• **Exercise brief**
Report each line of the data that has "turli" somewhere in it.

(Stored dataset items)
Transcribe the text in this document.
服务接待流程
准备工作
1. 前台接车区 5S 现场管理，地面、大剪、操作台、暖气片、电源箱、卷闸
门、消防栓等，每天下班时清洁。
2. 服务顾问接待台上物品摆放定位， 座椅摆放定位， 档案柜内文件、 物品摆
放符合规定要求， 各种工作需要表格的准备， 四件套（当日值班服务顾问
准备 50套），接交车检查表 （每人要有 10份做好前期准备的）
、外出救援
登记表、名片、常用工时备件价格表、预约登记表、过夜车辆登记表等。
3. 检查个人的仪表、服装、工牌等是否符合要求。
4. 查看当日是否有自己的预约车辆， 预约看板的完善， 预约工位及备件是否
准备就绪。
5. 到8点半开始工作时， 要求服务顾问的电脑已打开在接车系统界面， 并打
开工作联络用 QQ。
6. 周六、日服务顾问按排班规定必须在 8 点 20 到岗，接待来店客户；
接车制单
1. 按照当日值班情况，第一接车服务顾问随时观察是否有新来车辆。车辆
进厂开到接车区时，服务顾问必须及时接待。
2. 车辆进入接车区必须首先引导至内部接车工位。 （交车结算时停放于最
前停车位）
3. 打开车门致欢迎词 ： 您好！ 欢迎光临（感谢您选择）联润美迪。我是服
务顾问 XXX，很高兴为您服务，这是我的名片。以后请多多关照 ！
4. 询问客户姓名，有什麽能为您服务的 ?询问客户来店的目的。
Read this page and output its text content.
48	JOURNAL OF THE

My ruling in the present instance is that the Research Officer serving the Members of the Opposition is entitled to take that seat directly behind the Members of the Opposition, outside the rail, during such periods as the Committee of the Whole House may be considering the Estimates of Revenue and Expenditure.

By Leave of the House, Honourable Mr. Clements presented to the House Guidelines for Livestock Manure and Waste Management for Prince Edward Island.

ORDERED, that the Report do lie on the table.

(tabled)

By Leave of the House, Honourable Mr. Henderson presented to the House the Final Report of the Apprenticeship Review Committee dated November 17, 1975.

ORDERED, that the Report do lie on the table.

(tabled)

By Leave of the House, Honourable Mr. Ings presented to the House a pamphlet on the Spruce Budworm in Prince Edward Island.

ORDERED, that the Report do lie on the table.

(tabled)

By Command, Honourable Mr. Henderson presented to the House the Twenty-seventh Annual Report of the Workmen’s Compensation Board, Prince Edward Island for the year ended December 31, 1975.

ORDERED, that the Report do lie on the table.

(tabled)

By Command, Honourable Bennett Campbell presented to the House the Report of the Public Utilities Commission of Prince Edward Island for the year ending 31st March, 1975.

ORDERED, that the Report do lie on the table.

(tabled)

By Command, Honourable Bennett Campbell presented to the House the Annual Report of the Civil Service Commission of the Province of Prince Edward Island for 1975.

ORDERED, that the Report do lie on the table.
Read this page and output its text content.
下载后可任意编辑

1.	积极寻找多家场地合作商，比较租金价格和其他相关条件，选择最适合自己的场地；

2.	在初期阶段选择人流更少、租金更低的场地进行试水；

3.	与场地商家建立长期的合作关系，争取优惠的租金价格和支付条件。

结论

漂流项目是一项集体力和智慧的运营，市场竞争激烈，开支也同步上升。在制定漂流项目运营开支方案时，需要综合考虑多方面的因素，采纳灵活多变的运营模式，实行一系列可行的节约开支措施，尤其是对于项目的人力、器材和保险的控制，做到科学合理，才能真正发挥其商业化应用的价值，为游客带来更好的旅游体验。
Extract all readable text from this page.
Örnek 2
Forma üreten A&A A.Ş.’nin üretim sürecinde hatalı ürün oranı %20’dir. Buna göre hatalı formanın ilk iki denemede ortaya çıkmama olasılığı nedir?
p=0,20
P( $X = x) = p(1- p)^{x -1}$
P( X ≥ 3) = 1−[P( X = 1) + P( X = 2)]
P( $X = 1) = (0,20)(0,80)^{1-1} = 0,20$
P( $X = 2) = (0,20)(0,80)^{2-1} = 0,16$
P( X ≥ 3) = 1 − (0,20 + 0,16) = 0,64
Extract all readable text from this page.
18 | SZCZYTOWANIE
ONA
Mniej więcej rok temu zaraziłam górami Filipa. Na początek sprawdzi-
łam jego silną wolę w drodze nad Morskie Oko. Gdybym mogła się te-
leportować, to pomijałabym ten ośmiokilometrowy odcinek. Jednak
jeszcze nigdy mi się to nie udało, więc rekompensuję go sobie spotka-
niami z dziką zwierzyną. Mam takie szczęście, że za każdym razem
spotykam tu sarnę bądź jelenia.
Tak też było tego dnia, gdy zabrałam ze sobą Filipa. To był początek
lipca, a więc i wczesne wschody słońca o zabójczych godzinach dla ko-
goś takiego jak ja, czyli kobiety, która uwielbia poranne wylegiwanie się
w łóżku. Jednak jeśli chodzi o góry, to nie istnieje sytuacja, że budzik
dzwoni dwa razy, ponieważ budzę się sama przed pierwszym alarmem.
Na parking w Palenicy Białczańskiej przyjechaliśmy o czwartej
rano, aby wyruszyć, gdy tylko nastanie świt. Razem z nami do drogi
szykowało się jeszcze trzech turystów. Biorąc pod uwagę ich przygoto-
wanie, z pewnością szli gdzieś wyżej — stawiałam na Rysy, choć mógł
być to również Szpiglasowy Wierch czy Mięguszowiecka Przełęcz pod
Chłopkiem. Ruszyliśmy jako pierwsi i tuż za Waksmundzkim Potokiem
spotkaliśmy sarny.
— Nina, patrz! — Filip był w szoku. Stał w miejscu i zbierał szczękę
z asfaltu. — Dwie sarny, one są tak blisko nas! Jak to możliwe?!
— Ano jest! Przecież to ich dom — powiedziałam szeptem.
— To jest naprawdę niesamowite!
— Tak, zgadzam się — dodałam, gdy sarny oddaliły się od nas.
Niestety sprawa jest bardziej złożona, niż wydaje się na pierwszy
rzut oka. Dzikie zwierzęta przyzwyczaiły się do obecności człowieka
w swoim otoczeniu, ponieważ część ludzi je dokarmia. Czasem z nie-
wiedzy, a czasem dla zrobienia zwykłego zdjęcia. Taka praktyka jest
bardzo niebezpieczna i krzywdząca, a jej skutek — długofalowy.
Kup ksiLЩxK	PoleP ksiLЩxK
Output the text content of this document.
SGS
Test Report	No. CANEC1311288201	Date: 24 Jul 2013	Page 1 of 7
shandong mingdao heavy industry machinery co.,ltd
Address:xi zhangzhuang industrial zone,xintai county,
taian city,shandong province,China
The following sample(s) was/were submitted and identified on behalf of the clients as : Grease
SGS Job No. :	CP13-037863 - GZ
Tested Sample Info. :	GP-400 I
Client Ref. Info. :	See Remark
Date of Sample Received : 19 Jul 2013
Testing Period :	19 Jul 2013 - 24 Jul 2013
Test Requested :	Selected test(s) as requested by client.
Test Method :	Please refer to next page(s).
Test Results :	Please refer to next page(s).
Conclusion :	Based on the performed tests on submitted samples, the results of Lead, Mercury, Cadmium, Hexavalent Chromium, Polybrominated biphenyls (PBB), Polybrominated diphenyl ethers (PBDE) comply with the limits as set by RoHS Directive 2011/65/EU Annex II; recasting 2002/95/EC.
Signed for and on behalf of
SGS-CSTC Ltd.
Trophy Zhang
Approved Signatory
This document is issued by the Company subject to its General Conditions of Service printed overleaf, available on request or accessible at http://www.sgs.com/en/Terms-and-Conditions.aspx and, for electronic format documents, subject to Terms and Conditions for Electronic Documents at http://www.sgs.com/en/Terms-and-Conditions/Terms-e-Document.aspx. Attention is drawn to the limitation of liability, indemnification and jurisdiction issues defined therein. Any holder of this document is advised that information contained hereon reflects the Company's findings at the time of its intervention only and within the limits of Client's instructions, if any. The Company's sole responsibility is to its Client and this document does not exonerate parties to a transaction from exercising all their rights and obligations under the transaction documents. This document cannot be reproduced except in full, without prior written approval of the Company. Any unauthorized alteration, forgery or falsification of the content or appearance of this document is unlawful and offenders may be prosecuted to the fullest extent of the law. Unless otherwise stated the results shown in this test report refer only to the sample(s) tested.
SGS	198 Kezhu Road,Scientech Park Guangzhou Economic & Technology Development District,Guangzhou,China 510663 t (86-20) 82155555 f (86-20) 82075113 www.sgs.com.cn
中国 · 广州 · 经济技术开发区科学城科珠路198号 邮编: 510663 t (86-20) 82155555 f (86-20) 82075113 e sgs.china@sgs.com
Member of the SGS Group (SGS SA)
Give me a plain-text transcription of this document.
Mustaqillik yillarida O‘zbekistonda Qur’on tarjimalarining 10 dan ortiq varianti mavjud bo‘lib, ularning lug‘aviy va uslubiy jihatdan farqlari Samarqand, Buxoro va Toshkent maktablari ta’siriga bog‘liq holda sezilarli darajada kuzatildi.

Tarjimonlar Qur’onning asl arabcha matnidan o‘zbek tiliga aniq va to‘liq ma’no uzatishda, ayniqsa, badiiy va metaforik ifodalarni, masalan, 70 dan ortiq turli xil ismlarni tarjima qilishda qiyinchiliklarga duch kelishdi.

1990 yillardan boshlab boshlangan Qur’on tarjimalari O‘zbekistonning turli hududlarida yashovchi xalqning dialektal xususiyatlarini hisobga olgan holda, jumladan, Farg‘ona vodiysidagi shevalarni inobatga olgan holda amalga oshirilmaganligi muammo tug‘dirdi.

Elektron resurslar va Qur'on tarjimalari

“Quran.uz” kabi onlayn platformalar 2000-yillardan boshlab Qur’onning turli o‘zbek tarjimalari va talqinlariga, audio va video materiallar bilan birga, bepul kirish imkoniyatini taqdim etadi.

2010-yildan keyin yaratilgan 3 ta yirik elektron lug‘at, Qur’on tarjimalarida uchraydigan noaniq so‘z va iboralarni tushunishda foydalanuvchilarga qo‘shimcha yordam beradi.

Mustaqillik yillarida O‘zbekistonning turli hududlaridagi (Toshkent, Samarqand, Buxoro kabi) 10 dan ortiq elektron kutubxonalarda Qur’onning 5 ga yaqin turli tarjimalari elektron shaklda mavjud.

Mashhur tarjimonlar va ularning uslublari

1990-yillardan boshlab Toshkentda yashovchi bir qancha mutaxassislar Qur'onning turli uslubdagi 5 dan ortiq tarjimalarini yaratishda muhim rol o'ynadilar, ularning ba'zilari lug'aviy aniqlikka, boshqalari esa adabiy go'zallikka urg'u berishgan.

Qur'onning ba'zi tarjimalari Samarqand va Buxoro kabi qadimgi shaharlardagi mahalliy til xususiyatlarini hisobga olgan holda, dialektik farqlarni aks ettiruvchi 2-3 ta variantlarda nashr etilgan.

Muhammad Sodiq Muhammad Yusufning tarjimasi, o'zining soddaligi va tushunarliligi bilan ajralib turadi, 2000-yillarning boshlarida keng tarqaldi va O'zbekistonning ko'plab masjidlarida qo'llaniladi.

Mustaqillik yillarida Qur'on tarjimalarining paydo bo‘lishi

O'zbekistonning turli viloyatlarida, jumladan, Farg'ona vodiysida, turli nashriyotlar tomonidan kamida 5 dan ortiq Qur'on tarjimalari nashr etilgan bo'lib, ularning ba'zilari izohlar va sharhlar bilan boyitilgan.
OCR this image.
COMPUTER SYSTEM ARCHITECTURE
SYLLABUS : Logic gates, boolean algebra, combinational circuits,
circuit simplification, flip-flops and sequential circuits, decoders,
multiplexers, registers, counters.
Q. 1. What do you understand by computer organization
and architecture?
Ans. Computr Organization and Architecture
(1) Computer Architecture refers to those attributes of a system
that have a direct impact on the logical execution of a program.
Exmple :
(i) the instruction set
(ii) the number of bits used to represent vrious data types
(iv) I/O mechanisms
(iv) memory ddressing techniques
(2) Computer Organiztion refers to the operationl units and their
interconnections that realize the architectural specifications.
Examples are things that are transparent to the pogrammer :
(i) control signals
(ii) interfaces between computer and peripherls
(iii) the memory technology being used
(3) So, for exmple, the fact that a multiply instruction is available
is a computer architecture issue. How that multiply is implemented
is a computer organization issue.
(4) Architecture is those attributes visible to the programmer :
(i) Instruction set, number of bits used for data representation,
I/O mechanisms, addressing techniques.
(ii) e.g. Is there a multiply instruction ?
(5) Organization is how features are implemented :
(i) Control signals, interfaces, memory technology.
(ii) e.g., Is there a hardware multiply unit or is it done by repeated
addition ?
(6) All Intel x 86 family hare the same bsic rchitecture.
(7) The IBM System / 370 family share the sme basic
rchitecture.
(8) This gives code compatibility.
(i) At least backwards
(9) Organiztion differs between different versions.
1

• **Problem solution**
Tarjimonlar Qur’onning asl arabcha matnidan o‘zbek tiliga aniq va to‘liq ma’no uzatishda, ayniqsa, badiiy va metaforik ifodalarni, masalan, 70 dan ortiq turli xil ismlarni tarjima qilishda qiyinchiliklarga duch kelishdi.
1990 yillardan boshlab boshlangan Qur’on tarjimalari O‘zbekistonning turli hududlarida yashovchi xalqning dialektal xususiyatlarini hisobga olgan holda, jumladan, Farg‘ona vodiysidagi shevalarni inobatga olgan holda amalga oshirilmaganligi muammo tug‘dirdi.
“Quran.uz” kabi onlayn platformalar 2000-yillardan boshlab Qur’onning turli o‘zbek tarjimalari va talqinlariga, audio va video materiallar bilan birga, bepul kirish imkoniyatini taqdim etadi.
Mustaqillik yillarida O‘zbekistonning turli hududlaridagi (Toshkent, Samarqand, Buxoro kabi) 10 dan ortiq elektron kutubxonalarda Qur’onning 5 ga yaqin turli tarjimalari elektron shaklda mavjud.
1990-yillardan boshlab Toshkentda yashovchi bir qancha mutaxassislar Qur'onning turli uslubdagi 5 dan ortiq tarjimalarini yaratishda muhim rol o'ynadilar, ularning ba'zilari lug'aviy aniqlikka, boshqalari esa adabiy go'zallikka urg'u berishgan.
O'zbekistonning turli viloyatlarida, jumladan, Farg'ona vodiysida, turli nashriyotlar tomonidan kamida 5 dan ortiq Qur'on tarjimalari nashr etilgan bo'lib, ularning ba'zilari izohlar va sharhlar bilan boyitilgan.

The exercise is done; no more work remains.